## Exercise goal
Output every line from the start of the records through the line containing "1243, 678, 1253]" as a Markdown table with the columns Row and Line. Leave out blank lines.

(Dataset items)
————

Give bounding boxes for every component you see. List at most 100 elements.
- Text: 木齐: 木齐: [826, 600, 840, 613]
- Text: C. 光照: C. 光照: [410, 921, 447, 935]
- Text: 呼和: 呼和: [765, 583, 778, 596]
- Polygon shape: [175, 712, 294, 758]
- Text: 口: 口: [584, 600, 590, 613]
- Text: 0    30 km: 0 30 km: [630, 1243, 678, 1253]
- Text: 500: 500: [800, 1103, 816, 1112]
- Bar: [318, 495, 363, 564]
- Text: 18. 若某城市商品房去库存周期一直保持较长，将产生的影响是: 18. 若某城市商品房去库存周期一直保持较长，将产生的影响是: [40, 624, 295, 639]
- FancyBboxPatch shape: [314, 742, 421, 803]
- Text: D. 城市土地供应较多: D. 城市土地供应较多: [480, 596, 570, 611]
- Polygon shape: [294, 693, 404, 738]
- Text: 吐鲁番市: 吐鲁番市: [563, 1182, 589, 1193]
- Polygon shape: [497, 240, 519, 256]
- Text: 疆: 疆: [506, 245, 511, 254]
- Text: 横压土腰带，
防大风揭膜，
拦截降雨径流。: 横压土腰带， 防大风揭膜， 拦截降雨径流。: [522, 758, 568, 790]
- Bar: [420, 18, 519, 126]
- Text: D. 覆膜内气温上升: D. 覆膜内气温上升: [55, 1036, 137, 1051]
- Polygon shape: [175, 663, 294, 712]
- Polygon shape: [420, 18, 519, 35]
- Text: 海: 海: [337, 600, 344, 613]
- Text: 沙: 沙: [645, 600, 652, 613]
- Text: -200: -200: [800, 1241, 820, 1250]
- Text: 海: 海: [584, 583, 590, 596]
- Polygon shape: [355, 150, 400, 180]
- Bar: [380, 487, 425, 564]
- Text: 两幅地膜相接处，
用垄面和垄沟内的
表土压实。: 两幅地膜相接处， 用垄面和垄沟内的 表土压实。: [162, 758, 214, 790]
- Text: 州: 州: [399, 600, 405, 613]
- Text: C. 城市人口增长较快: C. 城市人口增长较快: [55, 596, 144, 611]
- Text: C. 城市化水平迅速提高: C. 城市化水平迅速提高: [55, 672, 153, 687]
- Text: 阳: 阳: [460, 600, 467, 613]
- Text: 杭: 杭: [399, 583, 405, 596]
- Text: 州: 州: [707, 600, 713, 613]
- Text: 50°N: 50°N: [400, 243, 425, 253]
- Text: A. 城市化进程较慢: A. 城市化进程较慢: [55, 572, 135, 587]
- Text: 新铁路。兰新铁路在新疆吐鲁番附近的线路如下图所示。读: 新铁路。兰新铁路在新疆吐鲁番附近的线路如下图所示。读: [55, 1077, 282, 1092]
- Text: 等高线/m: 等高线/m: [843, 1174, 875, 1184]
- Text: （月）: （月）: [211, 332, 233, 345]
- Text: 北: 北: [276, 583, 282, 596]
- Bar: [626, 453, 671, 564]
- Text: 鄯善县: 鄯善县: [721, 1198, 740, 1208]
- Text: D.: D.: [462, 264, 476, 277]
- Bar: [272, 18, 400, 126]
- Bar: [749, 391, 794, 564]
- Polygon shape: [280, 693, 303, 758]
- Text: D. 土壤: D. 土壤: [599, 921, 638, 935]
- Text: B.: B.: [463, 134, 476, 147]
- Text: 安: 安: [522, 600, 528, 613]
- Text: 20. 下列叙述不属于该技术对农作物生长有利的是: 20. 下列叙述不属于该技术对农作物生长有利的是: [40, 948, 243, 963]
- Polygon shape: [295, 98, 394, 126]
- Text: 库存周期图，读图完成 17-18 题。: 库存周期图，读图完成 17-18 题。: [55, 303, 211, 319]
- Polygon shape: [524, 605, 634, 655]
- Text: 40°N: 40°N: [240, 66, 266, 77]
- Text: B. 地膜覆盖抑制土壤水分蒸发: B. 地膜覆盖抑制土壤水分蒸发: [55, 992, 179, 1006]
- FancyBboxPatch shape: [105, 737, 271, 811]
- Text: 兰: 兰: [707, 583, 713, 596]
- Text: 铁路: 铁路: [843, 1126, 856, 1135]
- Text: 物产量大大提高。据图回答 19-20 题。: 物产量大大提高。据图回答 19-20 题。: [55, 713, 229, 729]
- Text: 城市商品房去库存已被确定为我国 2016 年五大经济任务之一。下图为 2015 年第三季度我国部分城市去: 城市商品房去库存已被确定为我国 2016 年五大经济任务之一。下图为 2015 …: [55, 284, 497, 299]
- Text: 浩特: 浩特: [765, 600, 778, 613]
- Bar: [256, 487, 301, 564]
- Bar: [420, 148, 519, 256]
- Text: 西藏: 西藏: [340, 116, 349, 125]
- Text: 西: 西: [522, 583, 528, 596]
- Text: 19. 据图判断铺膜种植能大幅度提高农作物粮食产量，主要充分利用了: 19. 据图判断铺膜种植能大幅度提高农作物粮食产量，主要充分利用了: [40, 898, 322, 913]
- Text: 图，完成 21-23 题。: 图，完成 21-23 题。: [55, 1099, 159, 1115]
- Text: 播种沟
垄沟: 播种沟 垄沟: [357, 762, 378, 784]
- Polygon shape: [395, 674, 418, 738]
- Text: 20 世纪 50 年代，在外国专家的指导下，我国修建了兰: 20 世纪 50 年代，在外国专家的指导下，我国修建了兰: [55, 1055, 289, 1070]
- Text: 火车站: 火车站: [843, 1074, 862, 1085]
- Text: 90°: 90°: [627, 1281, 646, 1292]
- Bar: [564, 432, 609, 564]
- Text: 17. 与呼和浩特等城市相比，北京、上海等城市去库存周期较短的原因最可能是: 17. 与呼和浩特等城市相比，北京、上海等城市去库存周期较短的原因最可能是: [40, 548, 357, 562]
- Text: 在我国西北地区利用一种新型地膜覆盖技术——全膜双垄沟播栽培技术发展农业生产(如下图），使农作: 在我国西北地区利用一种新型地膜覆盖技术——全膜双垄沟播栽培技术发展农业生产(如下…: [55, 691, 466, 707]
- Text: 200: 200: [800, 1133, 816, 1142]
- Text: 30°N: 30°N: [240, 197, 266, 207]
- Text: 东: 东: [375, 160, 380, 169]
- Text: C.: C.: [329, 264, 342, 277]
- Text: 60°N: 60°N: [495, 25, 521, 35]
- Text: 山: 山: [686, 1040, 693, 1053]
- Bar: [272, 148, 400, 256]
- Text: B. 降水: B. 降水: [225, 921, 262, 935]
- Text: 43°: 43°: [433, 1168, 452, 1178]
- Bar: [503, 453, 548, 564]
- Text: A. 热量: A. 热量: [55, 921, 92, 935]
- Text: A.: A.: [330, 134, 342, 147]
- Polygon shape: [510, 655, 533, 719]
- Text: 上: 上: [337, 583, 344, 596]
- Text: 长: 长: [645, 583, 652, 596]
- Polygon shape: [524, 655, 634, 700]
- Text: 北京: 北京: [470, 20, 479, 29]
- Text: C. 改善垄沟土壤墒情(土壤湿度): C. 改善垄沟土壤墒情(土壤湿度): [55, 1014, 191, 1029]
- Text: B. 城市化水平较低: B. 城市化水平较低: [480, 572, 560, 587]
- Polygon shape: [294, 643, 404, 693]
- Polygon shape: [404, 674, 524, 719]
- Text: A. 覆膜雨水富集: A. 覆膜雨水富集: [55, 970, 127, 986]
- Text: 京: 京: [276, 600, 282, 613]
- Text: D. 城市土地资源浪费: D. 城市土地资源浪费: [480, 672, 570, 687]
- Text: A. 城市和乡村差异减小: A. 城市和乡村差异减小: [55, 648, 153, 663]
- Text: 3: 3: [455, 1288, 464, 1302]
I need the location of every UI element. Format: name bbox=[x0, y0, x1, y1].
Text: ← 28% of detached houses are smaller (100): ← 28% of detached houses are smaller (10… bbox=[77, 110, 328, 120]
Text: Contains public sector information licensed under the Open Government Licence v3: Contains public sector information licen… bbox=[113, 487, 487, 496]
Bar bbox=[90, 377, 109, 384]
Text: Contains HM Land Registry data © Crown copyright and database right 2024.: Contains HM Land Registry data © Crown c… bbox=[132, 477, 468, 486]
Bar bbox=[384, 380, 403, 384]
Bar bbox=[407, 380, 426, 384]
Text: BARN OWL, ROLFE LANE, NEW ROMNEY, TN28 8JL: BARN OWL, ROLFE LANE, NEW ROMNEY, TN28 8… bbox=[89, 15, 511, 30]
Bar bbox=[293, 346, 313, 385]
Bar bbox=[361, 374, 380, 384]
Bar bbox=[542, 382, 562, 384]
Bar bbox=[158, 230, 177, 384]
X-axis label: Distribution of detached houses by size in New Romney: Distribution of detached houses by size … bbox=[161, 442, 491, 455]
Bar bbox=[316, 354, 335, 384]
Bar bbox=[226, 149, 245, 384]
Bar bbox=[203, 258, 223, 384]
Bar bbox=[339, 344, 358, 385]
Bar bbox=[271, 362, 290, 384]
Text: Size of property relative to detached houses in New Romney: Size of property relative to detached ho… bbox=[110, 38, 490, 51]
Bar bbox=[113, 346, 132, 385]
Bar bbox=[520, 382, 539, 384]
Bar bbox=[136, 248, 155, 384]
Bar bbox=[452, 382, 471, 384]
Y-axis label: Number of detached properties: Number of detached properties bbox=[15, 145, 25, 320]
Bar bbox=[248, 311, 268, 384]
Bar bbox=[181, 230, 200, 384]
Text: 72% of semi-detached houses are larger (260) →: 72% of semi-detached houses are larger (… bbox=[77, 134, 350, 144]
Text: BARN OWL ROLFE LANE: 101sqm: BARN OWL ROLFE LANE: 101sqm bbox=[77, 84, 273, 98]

————

## Finished task
| Row | Line |
|---|---|
| 1 | Give bounding boxes for every component you see. List at most 100 elements. |
| 2 | - Text: 木齐: 木齐: [826, 600, 840, 613] |
| 3 | - Text: C. 光照: C. 光照: [410, 921, 447, 935] |
| 4 | - Text: 呼和: 呼和: [765, 583, 778, 596] |
| 5 | - Polygon shape: [175, 712, 294, 758] |
| 6 | - Text: 口: 口: [584, 600, 590, 613] |
| 7 | - Text: 0    30 km: 0 30 km: [630, 1243, 678, 1253] |